───── DATASET EXTRACT ─────
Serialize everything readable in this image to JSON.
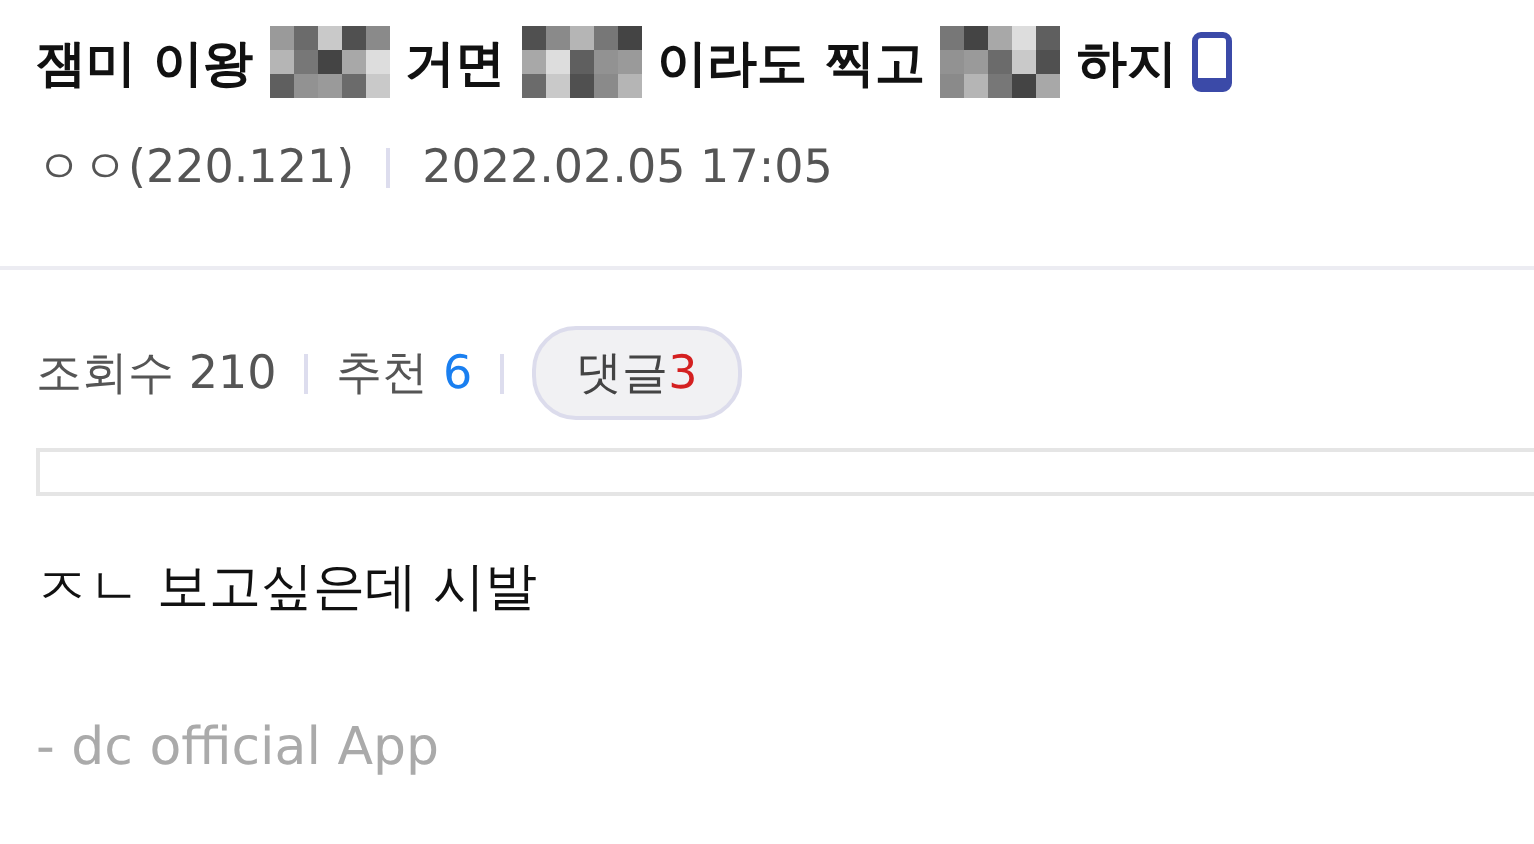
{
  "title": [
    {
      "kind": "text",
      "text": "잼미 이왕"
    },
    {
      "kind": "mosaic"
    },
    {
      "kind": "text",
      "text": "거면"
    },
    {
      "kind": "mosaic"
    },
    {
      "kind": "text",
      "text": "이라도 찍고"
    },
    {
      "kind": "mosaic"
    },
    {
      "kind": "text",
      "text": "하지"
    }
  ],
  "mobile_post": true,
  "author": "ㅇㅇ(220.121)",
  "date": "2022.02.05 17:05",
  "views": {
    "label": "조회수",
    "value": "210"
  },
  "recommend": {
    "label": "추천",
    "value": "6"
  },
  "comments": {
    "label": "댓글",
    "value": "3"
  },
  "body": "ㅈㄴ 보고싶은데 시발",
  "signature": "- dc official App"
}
─────
§ EXERCISE GOAL:
The records above should be reproduced exactly, with no pictures included.

§ ANSWER FOR THE TASK:
Serialize everything readable in this image to JSON.
{
  "title": [
    {
      "kind": "text",
      "text": "잼미 이왕"
    },
    {
      "kind": "mosaic"
    },
    {
      "kind": "text",
      "text": "거면"
    },
    {
      "kind": "mosaic"
    },
    {
      "kind": "text",
      "text": "이라도 찍고"
    },
    {
      "kind": "mosaic"
    },
    {
      "kind": "text",
      "text": "하지"
    }
  ],
  "mobile_post": true,
  "author": "ㅇㅇ(220.121)",
  "date": "2022.02.05 17:05",
  "views": {
    "label": "조회수",
    "value": "210"
  },
  "recommend": {
    "label": "추천",
    "value": "6"
  },
  "comments": {
    "label": "댓글",
    "value": "3"
  },
  "body": "ㅈㄴ 보고싶은데 시발",
  "signature": "- dc official App"
}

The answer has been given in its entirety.